Clotworthy Skeffington, 3rd Viscount Massereene (1661 – 1714) was an Anglo-Irish soldier, politician and peer. 

Skeffington was the son of John Skeffington, 2nd Viscount Massereene and Mary Clotworthy, the daughter of John Clotworthy, 1st Viscount Massereene.

During the Williamite War in Ireland, he joined the Earl of Mount Alexander's Protestant militia in 1688 and received a commission as a colonel from William III of England in January 1689. Skeffington participated in the successful defence of Derry during the Siege of Derry from April to August 1689. Like his father, he was attainted by James II of England's Patriot Parliament in Dublin in 1689.

After the war, Skeffington was the Member of Parliament for Antrim County in the Irish House of Commons from 1692 to 1693. He inherited his father's peerage in 1695 and assumed his seat in the Irish House of Lords. He was appointed Governor of Londonderry in 1699.

» **JOB A**
Translate this sentence from the biography into Spanish: "He was appointed Governor of Londonderry in 1699."
The records that follow are unrelated to the biography.

» **RECORDED DATA**
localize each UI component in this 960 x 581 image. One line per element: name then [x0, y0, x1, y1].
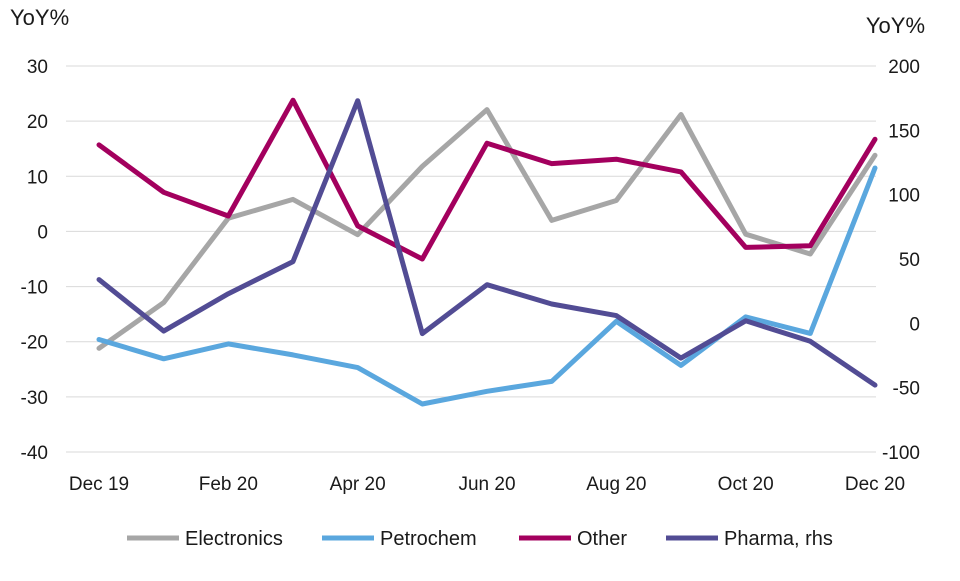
x-tick-label: Apr 20 [330, 474, 386, 495]
series-lines [96, 97, 878, 407]
left-tick-label: -40 [21, 443, 48, 464]
right-tick-label: 50 [899, 250, 920, 271]
right-axis-title: YoY% [866, 13, 925, 38]
legend-label: Petrochem [380, 528, 477, 550]
series-line-other [96, 97, 878, 262]
left-tick-label: 20 [27, 112, 48, 133]
right-tick-label: 100 [888, 186, 920, 207]
axes: YoY% YoY% 3020100-10-20-30-4020015010050… [10, 5, 925, 495]
left-axis-title: YoY% [10, 5, 69, 30]
x-tick-label: Aug 20 [586, 474, 646, 495]
x-tick-label: Feb 20 [199, 474, 258, 495]
left-tick-label: 10 [27, 167, 48, 188]
legend: Electronics Petrochem Other Pharma, rhs [127, 528, 833, 550]
x-tick-label: Dec 19 [69, 474, 129, 495]
right-tick-label: 0 [909, 314, 920, 335]
right-tick-label: -100 [882, 443, 920, 464]
legend-label: Electronics [185, 528, 283, 550]
x-tick-label: Jun 20 [458, 474, 515, 495]
series-line-petrochem [96, 165, 878, 407]
series-line-pharma-rhs [96, 98, 878, 388]
left-tick-label: 0 [37, 222, 48, 243]
left-tick-label: -20 [21, 333, 48, 354]
left-tick-label: -30 [21, 388, 48, 409]
right-tick-label: 150 [888, 121, 920, 142]
x-tick-label: Oct 20 [718, 474, 774, 495]
legend-label: Pharma, rhs [724, 528, 833, 550]
x-tick-label: Dec 20 [845, 474, 905, 495]
legend-label: Other [577, 528, 627, 550]
left-tick-label: 30 [27, 57, 48, 78]
right-tick-label: 200 [888, 57, 920, 78]
right-tick-label: -50 [893, 379, 920, 400]
left-tick-label: -10 [21, 278, 48, 299]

» **JOB B**
Locate each line in the records containing the string "Electronics" and copy it out.

» **EXERCISE OUTPUT A**
Fue nombrado gobernador de Londonderry en 1699.

» **EXERCISE OUTPUT B**
legend: Electronics Petrochem Other Pharma, rhs [127, 528, 833, 550]
legend-label: Electronics [185, 528, 283, 550]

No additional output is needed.